> Excerpts from a figure dataset

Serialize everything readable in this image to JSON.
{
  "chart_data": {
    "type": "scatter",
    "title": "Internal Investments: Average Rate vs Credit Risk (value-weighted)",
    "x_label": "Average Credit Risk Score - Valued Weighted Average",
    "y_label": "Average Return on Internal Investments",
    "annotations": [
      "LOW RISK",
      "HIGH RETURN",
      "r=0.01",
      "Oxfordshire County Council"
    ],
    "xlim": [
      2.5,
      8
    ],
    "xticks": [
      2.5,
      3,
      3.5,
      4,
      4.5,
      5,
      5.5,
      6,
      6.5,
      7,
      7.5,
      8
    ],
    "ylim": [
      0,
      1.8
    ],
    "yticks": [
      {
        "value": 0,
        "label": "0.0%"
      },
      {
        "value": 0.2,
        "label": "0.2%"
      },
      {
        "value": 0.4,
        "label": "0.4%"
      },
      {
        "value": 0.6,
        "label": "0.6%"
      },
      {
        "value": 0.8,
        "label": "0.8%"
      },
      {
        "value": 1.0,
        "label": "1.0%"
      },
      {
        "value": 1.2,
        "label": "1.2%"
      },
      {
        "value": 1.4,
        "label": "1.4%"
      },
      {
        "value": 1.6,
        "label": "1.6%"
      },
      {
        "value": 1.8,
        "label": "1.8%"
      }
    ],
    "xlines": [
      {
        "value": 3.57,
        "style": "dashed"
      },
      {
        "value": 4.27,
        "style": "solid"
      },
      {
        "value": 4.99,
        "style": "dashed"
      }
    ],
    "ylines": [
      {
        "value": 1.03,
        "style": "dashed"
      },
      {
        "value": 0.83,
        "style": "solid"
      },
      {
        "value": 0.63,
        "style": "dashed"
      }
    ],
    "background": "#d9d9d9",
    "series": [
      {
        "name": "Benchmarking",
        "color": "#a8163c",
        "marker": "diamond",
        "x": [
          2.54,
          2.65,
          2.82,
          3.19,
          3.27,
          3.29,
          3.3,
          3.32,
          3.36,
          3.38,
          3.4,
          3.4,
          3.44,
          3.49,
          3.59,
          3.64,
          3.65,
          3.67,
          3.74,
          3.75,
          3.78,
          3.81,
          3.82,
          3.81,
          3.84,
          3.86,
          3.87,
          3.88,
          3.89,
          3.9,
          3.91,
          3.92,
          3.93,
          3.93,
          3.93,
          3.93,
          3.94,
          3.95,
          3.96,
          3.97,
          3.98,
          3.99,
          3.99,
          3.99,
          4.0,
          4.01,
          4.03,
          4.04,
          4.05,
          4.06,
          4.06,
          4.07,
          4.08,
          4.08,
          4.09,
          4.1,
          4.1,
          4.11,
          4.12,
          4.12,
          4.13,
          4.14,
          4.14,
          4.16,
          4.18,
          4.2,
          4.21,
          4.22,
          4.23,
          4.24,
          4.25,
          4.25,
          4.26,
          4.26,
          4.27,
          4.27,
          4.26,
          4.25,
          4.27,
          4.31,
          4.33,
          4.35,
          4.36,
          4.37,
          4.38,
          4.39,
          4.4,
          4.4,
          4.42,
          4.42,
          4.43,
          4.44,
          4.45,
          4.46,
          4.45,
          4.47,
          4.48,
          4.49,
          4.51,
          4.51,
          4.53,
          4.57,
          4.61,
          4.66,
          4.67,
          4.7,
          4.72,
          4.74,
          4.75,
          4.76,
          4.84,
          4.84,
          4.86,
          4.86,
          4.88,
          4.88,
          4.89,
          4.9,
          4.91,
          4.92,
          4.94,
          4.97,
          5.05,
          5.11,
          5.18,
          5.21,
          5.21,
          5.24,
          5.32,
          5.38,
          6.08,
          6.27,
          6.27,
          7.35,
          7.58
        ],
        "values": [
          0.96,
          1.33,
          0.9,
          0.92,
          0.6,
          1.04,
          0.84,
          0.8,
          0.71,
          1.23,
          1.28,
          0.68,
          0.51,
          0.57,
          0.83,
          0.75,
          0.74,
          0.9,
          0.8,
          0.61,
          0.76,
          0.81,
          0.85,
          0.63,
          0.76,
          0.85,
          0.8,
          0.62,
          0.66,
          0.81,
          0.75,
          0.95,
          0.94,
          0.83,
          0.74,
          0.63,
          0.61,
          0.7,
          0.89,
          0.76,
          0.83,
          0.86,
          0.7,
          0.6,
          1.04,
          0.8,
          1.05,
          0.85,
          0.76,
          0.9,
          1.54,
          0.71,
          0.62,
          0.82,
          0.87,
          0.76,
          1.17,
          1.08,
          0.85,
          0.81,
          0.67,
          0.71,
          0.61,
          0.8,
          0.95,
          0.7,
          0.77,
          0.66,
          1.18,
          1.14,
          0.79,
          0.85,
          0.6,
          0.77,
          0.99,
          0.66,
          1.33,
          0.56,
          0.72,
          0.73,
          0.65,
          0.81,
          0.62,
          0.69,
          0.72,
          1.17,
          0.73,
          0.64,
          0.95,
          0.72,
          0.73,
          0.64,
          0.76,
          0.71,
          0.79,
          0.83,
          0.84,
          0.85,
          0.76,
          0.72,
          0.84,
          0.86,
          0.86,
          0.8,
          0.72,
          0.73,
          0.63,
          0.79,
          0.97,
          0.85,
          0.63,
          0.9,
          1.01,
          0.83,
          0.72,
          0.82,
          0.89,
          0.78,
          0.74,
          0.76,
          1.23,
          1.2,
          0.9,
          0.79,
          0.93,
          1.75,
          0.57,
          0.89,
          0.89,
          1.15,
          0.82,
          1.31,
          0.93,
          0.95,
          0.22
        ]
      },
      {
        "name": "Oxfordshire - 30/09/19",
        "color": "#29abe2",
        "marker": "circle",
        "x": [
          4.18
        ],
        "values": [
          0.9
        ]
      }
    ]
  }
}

> Brief
From the data above, copy each line that has the string "name".

> Problem solution
        "name": "Benchmarking",
        "name": "Oxfordshire - 30/09/19",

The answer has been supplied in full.